| INPUT RECORDS |
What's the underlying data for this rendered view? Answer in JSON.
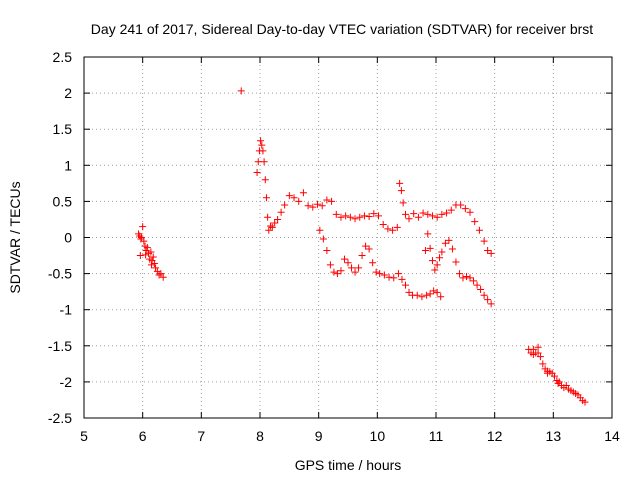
{
  "chart_data": {
    "type": "scatter",
    "title": "Day 241 of 2017, Sidereal Day-to-day VTEC variation (SDTVAR) for receiver brst",
    "xlabel": "GPS time / hours",
    "ylabel": "SDTVAR / TECUs",
    "xlim": [
      5,
      14
    ],
    "ylim": [
      -2.5,
      2.5
    ],
    "x_ticks": [
      5,
      6,
      7,
      8,
      9,
      10,
      11,
      12,
      13,
      14
    ],
    "y_ticks": [
      -2.5,
      -2,
      -1.5,
      -1,
      -0.5,
      0,
      0.5,
      1,
      1.5,
      2,
      2.5
    ],
    "x_tick_labels": [
      "5",
      "6",
      "7",
      "8",
      "9",
      "10",
      "11",
      "12",
      "13",
      "14"
    ],
    "y_tick_labels": [
      "-2.5",
      "-2",
      "-1.5",
      "-1",
      "-0.5",
      "0",
      "0.5",
      "1",
      "1.5",
      "2",
      "2.5"
    ],
    "grid": true,
    "marker": "+",
    "series": [
      {
        "name": "SDTVAR",
        "color": "#ff0000",
        "points": [
          [
            5.93,
            0.05
          ],
          [
            5.95,
            0.02
          ],
          [
            5.97,
            -0.02
          ],
          [
            5.98,
            0.0
          ],
          [
            6.0,
            0.15
          ],
          [
            6.02,
            -0.05
          ],
          [
            6.04,
            -0.12
          ],
          [
            6.06,
            -0.18
          ],
          [
            6.08,
            -0.14
          ],
          [
            6.1,
            -0.22
          ],
          [
            6.12,
            -0.3
          ],
          [
            6.14,
            -0.2
          ],
          [
            6.16,
            -0.32
          ],
          [
            6.18,
            -0.27
          ],
          [
            6.2,
            -0.36
          ],
          [
            6.22,
            -0.42
          ],
          [
            6.25,
            -0.47
          ],
          [
            6.28,
            -0.52
          ],
          [
            6.31,
            -0.5
          ],
          [
            6.35,
            -0.55
          ],
          [
            5.96,
            -0.25
          ],
          [
            6.05,
            -0.24
          ],
          [
            6.15,
            -0.38
          ],
          [
            7.68,
            2.03
          ],
          [
            7.95,
            0.9
          ],
          [
            7.97,
            1.05
          ],
          [
            7.99,
            1.2
          ],
          [
            8.01,
            1.34
          ],
          [
            8.03,
            1.28
          ],
          [
            8.05,
            1.2
          ],
          [
            8.07,
            1.05
          ],
          [
            8.09,
            0.8
          ],
          [
            8.11,
            0.55
          ],
          [
            8.13,
            0.28
          ],
          [
            8.15,
            0.1
          ],
          [
            8.18,
            0.16
          ],
          [
            8.21,
            0.14
          ],
          [
            8.25,
            0.2
          ],
          [
            8.3,
            0.25
          ],
          [
            8.36,
            0.35
          ],
          [
            8.42,
            0.45
          ],
          [
            8.5,
            0.58
          ],
          [
            8.58,
            0.55
          ],
          [
            8.66,
            0.5
          ],
          [
            8.74,
            0.62
          ],
          [
            8.82,
            0.44
          ],
          [
            8.9,
            0.42
          ],
          [
            8.98,
            0.46
          ],
          [
            9.06,
            0.44
          ],
          [
            9.14,
            0.52
          ],
          [
            9.22,
            0.5
          ],
          [
            9.3,
            0.32
          ],
          [
            9.38,
            0.28
          ],
          [
            9.46,
            0.3
          ],
          [
            9.54,
            0.28
          ],
          [
            9.62,
            0.26
          ],
          [
            9.7,
            0.28
          ],
          [
            9.78,
            0.3
          ],
          [
            9.86,
            0.29
          ],
          [
            9.94,
            0.33
          ],
          [
            10.02,
            0.3
          ],
          [
            10.1,
            0.18
          ],
          [
            10.18,
            0.12
          ],
          [
            10.26,
            0.1
          ],
          [
            10.34,
            0.14
          ],
          [
            10.38,
            0.75
          ],
          [
            10.41,
            0.65
          ],
          [
            10.44,
            0.48
          ],
          [
            10.48,
            0.32
          ],
          [
            10.54,
            0.26
          ],
          [
            10.62,
            0.33
          ],
          [
            10.7,
            0.28
          ],
          [
            10.78,
            0.34
          ],
          [
            10.86,
            0.32
          ],
          [
            10.94,
            0.3
          ],
          [
            11.02,
            0.28
          ],
          [
            11.1,
            0.32
          ],
          [
            11.18,
            0.34
          ],
          [
            11.26,
            0.38
          ],
          [
            11.34,
            0.45
          ],
          [
            11.42,
            0.45
          ],
          [
            11.5,
            0.4
          ],
          [
            11.58,
            0.35
          ],
          [
            11.66,
            0.22
          ],
          [
            11.74,
            0.1
          ],
          [
            11.82,
            -0.05
          ],
          [
            11.88,
            -0.18
          ],
          [
            11.94,
            -0.22
          ],
          [
            9.02,
            0.1
          ],
          [
            9.08,
            -0.02
          ],
          [
            9.14,
            -0.18
          ],
          [
            9.2,
            -0.38
          ],
          [
            9.26,
            -0.48
          ],
          [
            9.32,
            -0.5
          ],
          [
            9.38,
            -0.46
          ],
          [
            9.44,
            -0.3
          ],
          [
            9.5,
            -0.35
          ],
          [
            9.56,
            -0.42
          ],
          [
            9.62,
            -0.48
          ],
          [
            9.68,
            -0.42
          ],
          [
            9.74,
            -0.25
          ],
          [
            9.8,
            -0.12
          ],
          [
            9.86,
            -0.16
          ],
          [
            9.92,
            -0.35
          ],
          [
            9.98,
            -0.48
          ],
          [
            10.04,
            -0.5
          ],
          [
            10.12,
            -0.52
          ],
          [
            10.2,
            -0.55
          ],
          [
            10.28,
            -0.56
          ],
          [
            10.36,
            -0.5
          ],
          [
            10.42,
            -0.58
          ],
          [
            10.48,
            -0.66
          ],
          [
            10.54,
            -0.76
          ],
          [
            10.6,
            -0.8
          ],
          [
            10.68,
            -0.8
          ],
          [
            10.76,
            -0.82
          ],
          [
            10.84,
            -0.8
          ],
          [
            10.9,
            -0.78
          ],
          [
            10.96,
            -0.74
          ],
          [
            11.02,
            -0.76
          ],
          [
            11.08,
            -0.82
          ],
          [
            10.82,
            -0.18
          ],
          [
            10.86,
            0.05
          ],
          [
            10.9,
            -0.15
          ],
          [
            10.94,
            -0.32
          ],
          [
            10.98,
            -0.45
          ],
          [
            11.02,
            -0.38
          ],
          [
            11.06,
            -0.28
          ],
          [
            11.1,
            -0.2
          ],
          [
            11.16,
            -0.08
          ],
          [
            11.22,
            -0.04
          ],
          [
            11.28,
            -0.16
          ],
          [
            11.34,
            -0.34
          ],
          [
            11.4,
            -0.5
          ],
          [
            11.46,
            -0.56
          ],
          [
            11.52,
            -0.54
          ],
          [
            11.58,
            -0.56
          ],
          [
            11.64,
            -0.6
          ],
          [
            11.7,
            -0.66
          ],
          [
            11.76,
            -0.72
          ],
          [
            11.82,
            -0.8
          ],
          [
            11.88,
            -0.86
          ],
          [
            11.94,
            -0.92
          ],
          [
            12.58,
            -1.55
          ],
          [
            12.62,
            -1.6
          ],
          [
            12.66,
            -1.62
          ],
          [
            12.7,
            -1.6
          ],
          [
            12.74,
            -1.52
          ],
          [
            12.78,
            -1.65
          ],
          [
            12.82,
            -1.75
          ],
          [
            12.86,
            -1.82
          ],
          [
            12.9,
            -1.88
          ],
          [
            12.94,
            -1.86
          ],
          [
            12.98,
            -1.88
          ],
          [
            13.02,
            -1.92
          ],
          [
            13.06,
            -1.98
          ],
          [
            13.1,
            -2.0
          ],
          [
            13.14,
            -2.05
          ],
          [
            13.18,
            -2.08
          ],
          [
            13.22,
            -2.05
          ],
          [
            13.26,
            -2.1
          ],
          [
            13.3,
            -2.12
          ],
          [
            13.34,
            -2.14
          ],
          [
            13.38,
            -2.16
          ],
          [
            13.42,
            -2.18
          ],
          [
            13.46,
            -2.22
          ],
          [
            13.5,
            -2.26
          ],
          [
            13.54,
            -2.28
          ],
          [
            12.66,
            -1.55
          ],
          [
            12.74,
            -1.6
          ],
          [
            12.9,
            -1.85
          ],
          [
            13.08,
            -2.02
          ]
        ]
      }
    ]
  }
}
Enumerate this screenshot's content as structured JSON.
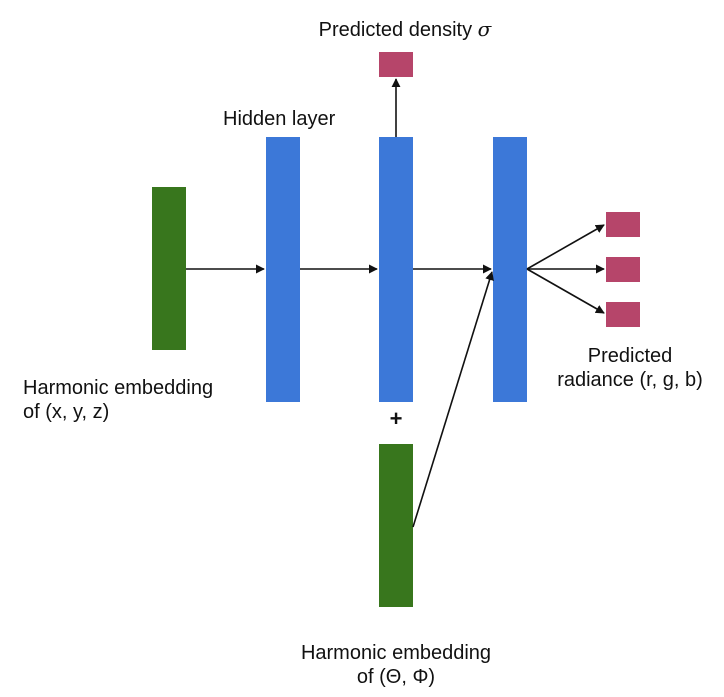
{
  "labels": {
    "density": "Predicted density",
    "sigma": "σ",
    "hidden": "Hidden layer",
    "xyz_line1": "Harmonic embedding",
    "xyz_line2": "of (x, y, z)",
    "plus": "+",
    "dir_line1": "Harmonic embedding",
    "dir_line2": "of (Θ, Φ)",
    "radiance_line1": "Predicted",
    "radiance_line2": "radiance (r, g, b)"
  },
  "colors": {
    "embedding": "#38761d",
    "hidden": "#3c78d8",
    "output": "#b6456a",
    "arrow": "#111111"
  }
}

| SET PROBLEM |
Say how many lines contain "Predicted", and give nothing but that number.

| SOLUTION FOR THIS PROBLEM |
2